▶ **Given exercise**
Only the number is wanted: count the lines that include the word "from".

Recorded data
-- Start --
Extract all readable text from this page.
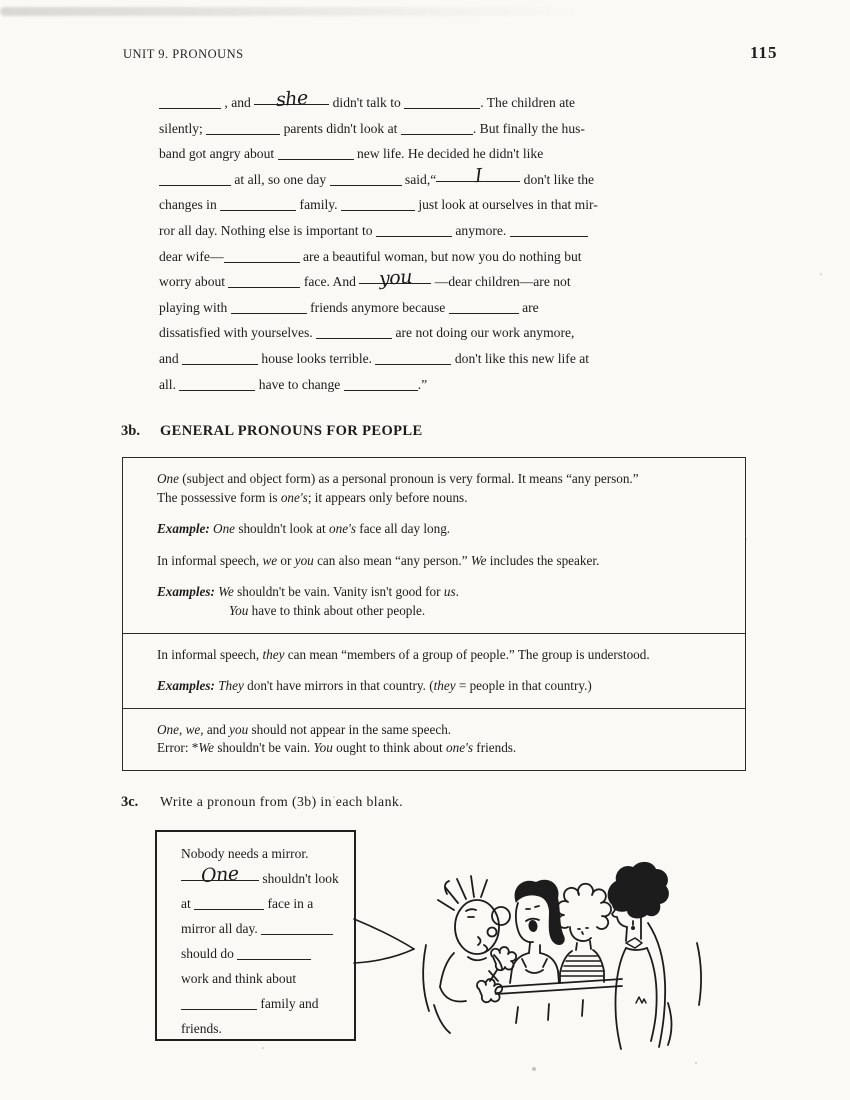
UNIT 9. PRONOUNS	115
, and she didn't talk to	. The children ate
silently;	parents didn't look at	. But finally the hus-
band got angry about	new life. He decided he didn't like
at all, so one day	said,“ I	don't like the
changes in	family.	just look at ourselves in that mir-
ror all day. Nothing else is important to	anymore.
dear wife—	are a beautiful woman, but now you do nothing but
worry about	face. And you —dear children—are not
playing with	friends anymore because	are
dissatisfied with yourselves.	are not doing our work anymore,
and	house looks terrible.	don't like this new life at
all.	have to change	.”
3b. GENERAL PRONOUNS FOR PEOPLE
One (subject and object form) as a personal pronoun is very formal. It means “any person.”
The possessive form is one's; it appears only before nouns.
Example: One shouldn't look at one's face all day long.
In informal speech, we or you can also mean “any person.” We includes the speaker.
Examples: We shouldn't be vain. Vanity isn't good for us.
You have to think about other people.
In informal speech, they can mean “members of a group of people.” The group is understood.
Examples: They don't have mirrors in that country. (they = people in that country.)
One, we, and you should not appear in the same speech.
Error: *We shouldn't be vain. You ought to think about one's friends.
3c. Write a pronoun from (3b) in each blank.
Nobody needs a mirror.
One shouldn't look
at	face in a
mirror all day.
should do
work and think about
family and
friends.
-- End --
▶ **Full output**
2